__STUDY MATERIAL__
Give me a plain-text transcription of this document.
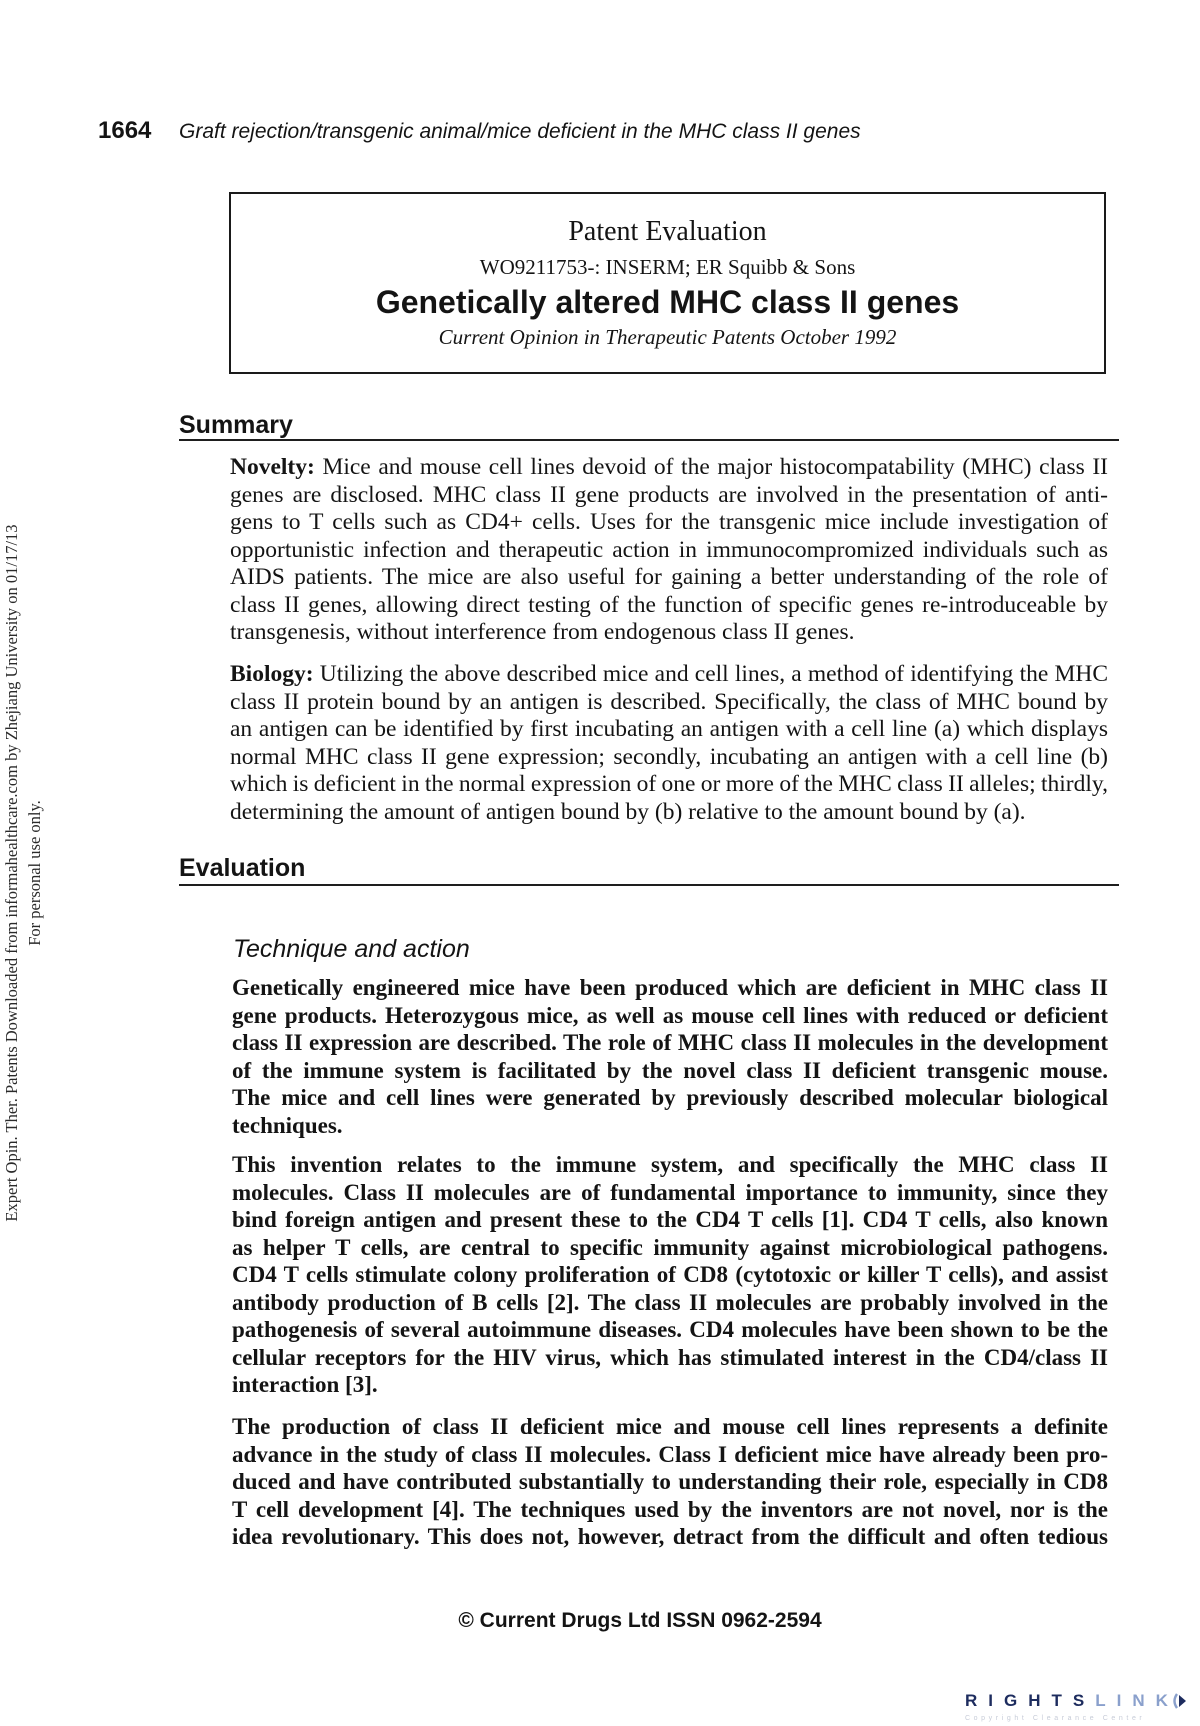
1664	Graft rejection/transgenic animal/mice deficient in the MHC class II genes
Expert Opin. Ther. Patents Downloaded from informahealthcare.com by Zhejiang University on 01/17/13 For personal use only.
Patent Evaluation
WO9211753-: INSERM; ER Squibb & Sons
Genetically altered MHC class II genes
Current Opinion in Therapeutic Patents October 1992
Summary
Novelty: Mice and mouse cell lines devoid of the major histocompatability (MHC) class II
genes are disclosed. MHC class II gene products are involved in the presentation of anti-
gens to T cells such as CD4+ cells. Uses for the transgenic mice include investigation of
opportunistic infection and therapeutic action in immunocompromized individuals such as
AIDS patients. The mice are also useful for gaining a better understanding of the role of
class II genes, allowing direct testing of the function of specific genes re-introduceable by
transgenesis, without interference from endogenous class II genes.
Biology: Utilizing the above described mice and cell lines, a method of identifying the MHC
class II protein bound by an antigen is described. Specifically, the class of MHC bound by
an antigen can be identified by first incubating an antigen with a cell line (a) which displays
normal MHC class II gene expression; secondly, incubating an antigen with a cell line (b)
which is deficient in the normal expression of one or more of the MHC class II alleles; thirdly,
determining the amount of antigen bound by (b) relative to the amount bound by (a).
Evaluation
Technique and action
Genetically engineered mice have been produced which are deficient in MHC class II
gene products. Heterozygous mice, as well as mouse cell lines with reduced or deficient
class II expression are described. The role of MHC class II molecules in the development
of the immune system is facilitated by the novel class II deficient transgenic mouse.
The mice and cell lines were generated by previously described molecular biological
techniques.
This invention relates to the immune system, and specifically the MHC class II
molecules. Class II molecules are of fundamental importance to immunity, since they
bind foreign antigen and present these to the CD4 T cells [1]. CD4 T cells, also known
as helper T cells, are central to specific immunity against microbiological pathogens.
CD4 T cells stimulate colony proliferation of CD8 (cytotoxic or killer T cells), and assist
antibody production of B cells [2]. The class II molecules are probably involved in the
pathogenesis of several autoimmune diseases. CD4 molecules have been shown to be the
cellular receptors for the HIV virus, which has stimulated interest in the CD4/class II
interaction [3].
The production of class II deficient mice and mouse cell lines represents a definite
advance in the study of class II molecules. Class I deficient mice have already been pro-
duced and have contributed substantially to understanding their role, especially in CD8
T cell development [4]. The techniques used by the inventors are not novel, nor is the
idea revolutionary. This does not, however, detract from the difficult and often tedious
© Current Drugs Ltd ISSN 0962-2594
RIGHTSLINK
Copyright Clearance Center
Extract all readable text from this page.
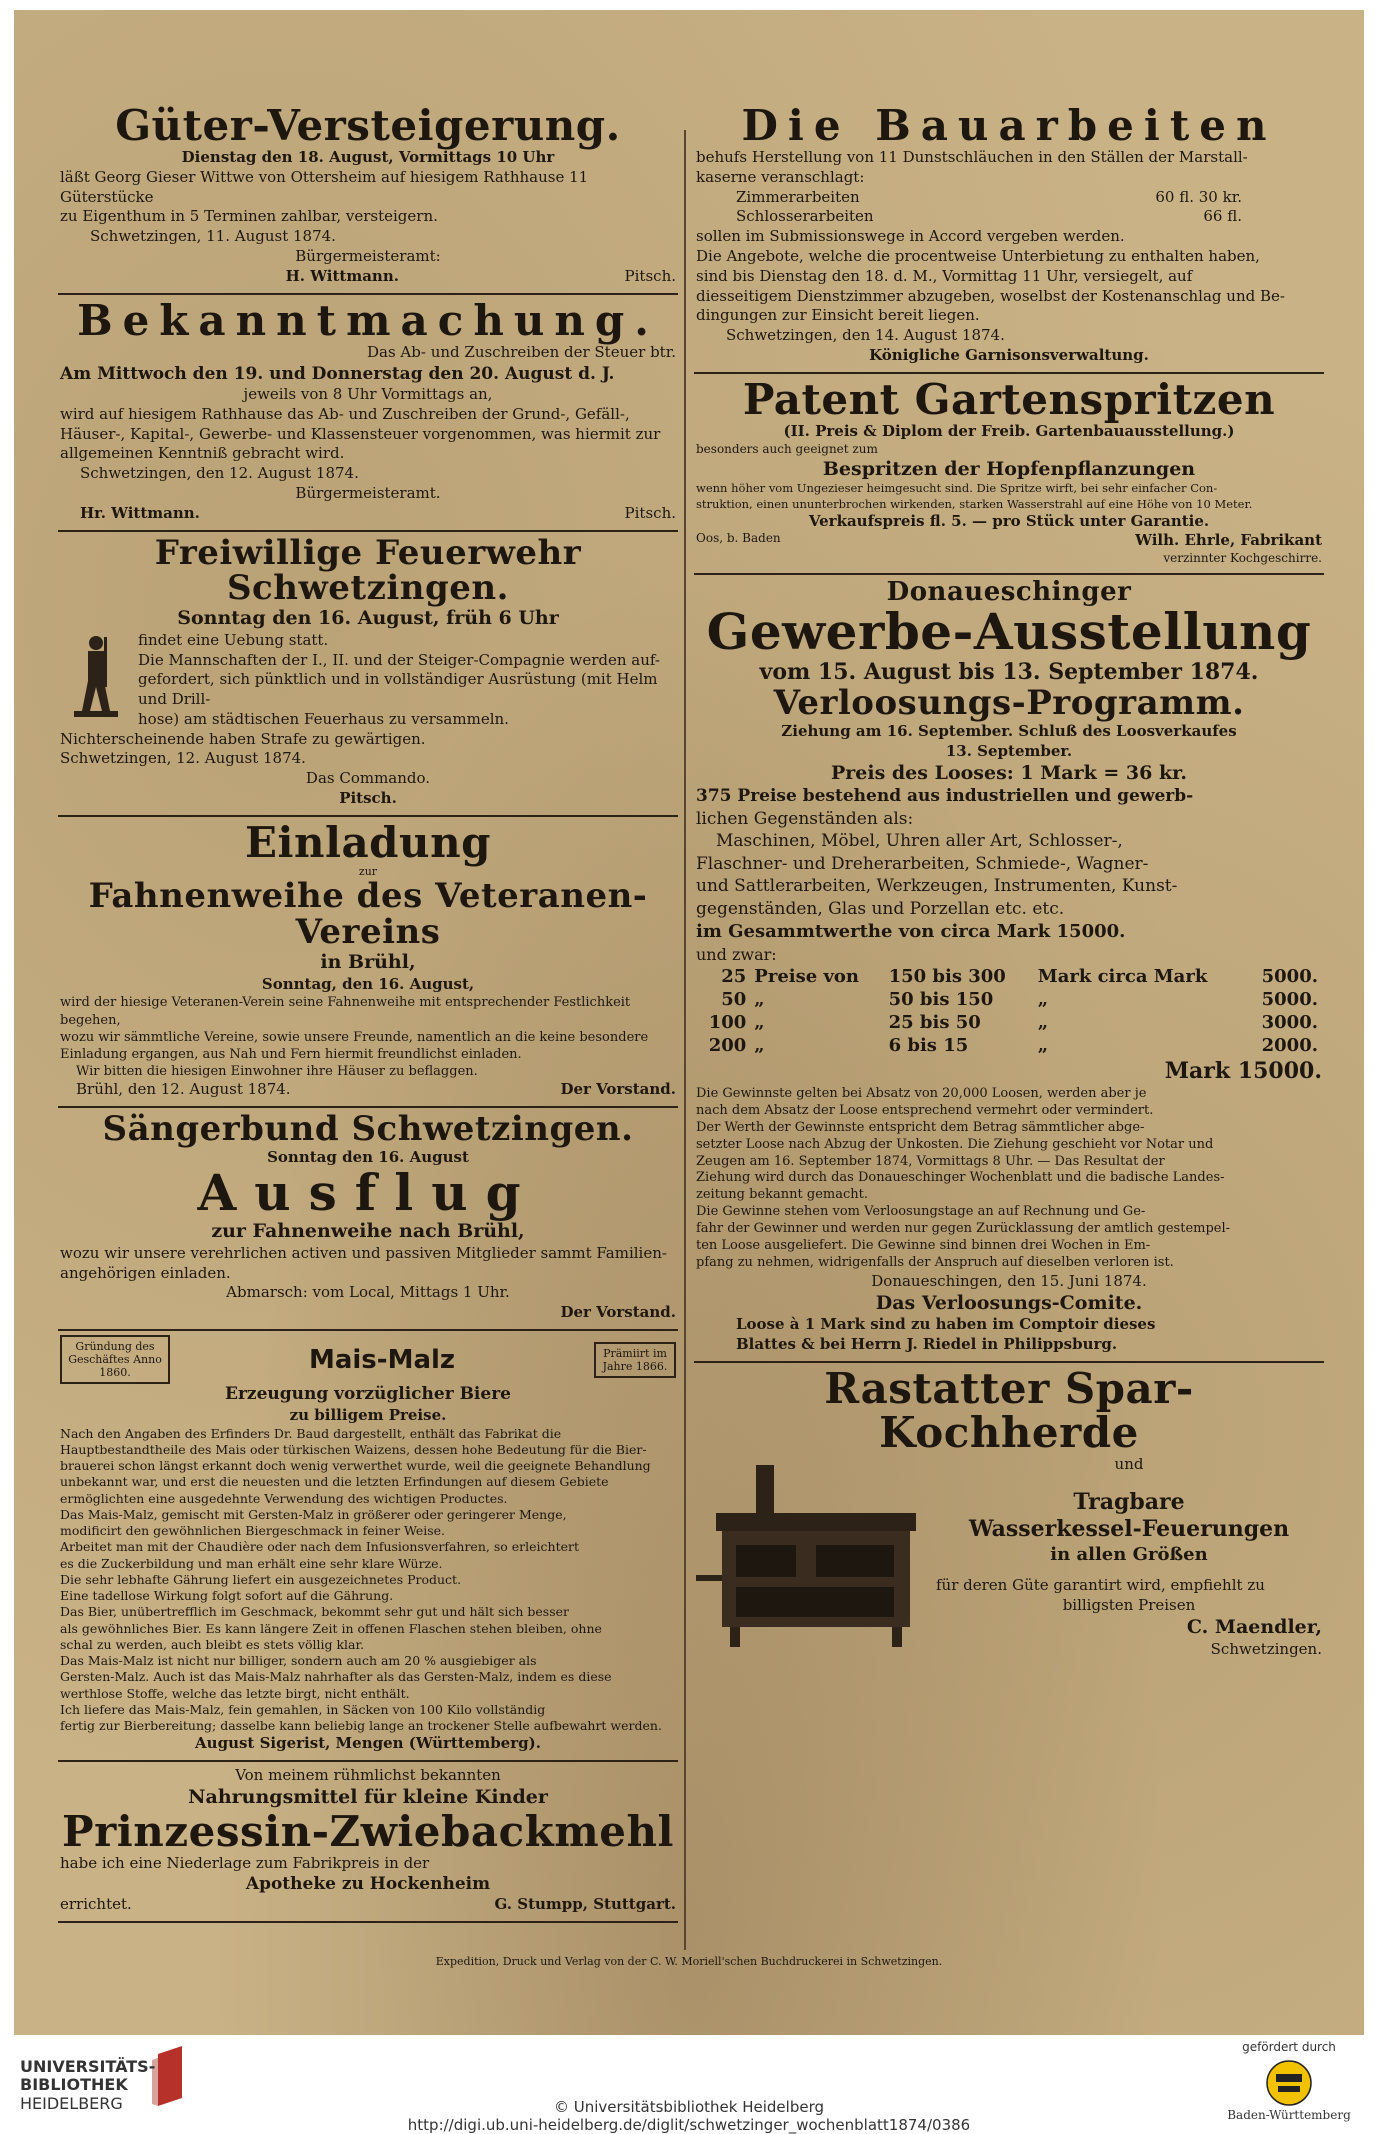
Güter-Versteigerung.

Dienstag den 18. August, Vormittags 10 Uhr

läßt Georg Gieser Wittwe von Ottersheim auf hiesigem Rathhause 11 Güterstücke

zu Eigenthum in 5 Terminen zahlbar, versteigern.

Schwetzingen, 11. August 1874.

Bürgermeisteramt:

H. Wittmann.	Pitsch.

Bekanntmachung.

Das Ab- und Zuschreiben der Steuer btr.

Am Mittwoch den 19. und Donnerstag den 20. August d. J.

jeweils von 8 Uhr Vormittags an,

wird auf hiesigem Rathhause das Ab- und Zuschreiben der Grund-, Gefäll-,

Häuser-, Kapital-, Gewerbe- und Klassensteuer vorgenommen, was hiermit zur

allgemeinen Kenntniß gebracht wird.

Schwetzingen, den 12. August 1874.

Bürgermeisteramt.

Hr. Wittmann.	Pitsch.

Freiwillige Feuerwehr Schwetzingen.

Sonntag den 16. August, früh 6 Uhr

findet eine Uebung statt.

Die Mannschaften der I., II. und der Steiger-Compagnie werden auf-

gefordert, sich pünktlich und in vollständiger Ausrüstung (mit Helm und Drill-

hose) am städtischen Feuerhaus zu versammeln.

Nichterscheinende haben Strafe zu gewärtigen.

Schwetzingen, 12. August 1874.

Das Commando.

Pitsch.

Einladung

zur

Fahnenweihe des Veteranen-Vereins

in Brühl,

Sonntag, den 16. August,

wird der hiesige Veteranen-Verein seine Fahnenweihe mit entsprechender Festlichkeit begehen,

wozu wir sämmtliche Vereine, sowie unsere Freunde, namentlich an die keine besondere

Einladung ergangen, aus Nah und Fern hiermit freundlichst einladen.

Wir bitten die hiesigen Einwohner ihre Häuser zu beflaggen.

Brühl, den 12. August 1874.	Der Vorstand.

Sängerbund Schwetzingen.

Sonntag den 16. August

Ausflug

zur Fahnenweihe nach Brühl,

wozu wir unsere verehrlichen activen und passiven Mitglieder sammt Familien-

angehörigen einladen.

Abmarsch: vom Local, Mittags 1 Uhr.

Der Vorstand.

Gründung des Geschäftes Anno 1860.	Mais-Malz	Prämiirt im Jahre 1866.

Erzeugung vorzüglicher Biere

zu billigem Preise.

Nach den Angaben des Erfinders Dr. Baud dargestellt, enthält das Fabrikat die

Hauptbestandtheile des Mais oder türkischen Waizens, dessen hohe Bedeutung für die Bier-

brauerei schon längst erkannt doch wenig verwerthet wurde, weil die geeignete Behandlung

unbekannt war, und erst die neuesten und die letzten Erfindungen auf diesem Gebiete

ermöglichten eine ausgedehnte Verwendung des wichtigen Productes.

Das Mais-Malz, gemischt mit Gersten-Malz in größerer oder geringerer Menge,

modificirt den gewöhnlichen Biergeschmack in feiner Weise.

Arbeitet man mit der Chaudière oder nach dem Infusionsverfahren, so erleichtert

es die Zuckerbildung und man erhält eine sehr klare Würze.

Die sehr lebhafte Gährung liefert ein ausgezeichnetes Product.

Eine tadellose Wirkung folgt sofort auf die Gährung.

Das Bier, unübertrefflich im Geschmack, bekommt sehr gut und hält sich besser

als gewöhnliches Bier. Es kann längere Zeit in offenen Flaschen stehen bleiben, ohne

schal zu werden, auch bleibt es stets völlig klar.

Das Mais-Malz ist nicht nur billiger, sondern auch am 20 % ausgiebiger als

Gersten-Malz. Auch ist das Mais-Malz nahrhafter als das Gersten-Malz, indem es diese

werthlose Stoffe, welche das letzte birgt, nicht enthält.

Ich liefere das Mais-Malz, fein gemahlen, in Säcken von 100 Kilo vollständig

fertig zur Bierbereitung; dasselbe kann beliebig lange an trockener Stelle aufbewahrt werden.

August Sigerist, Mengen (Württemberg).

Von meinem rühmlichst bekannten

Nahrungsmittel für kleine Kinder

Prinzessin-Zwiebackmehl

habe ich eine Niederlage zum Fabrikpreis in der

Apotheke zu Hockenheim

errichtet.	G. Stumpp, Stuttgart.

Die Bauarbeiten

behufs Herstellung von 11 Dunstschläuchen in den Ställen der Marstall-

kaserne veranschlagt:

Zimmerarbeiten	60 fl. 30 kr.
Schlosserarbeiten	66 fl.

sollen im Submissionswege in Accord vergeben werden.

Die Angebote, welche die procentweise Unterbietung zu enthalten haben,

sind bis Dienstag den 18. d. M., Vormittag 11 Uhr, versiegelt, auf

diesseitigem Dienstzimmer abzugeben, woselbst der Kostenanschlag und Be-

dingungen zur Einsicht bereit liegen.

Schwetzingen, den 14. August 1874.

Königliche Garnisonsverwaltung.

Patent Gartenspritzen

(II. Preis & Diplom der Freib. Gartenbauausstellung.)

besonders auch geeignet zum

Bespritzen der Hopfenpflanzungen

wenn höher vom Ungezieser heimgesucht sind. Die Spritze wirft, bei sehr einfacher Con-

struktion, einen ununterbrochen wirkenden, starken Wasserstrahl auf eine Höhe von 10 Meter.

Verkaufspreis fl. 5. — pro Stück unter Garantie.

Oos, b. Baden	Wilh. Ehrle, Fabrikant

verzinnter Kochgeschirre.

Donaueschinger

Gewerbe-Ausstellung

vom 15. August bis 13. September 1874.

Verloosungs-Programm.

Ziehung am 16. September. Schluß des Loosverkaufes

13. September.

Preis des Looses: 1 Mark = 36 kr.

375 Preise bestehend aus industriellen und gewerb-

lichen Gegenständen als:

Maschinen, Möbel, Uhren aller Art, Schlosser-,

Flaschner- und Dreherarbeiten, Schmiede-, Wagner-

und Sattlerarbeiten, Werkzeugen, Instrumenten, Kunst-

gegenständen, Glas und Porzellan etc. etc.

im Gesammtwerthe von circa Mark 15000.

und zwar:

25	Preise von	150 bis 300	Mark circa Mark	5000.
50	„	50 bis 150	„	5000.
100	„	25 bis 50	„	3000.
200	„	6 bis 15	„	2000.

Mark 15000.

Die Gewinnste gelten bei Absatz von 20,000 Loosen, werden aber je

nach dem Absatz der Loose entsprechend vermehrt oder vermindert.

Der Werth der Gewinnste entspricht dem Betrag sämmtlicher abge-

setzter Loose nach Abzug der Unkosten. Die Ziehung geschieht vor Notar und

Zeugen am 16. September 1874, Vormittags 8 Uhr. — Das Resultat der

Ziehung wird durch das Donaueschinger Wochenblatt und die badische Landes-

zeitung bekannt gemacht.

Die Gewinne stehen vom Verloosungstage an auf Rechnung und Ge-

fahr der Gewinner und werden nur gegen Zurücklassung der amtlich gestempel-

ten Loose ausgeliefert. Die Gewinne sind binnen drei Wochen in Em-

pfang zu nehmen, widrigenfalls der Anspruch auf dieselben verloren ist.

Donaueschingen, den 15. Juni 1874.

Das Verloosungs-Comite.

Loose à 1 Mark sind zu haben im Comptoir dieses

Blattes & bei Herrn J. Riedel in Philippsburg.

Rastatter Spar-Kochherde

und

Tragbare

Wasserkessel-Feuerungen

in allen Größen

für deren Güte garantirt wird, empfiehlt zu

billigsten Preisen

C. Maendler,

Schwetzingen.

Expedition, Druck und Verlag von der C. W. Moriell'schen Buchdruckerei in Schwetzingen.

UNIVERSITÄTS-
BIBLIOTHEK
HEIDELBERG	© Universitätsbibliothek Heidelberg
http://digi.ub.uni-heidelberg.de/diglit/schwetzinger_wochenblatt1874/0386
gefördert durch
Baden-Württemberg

__INSTRUCTIONS FOR THE TASK__
Find the string "Gersten" in the lines above and count those lines. Give only that count.

__WORKED SOLUTION__
2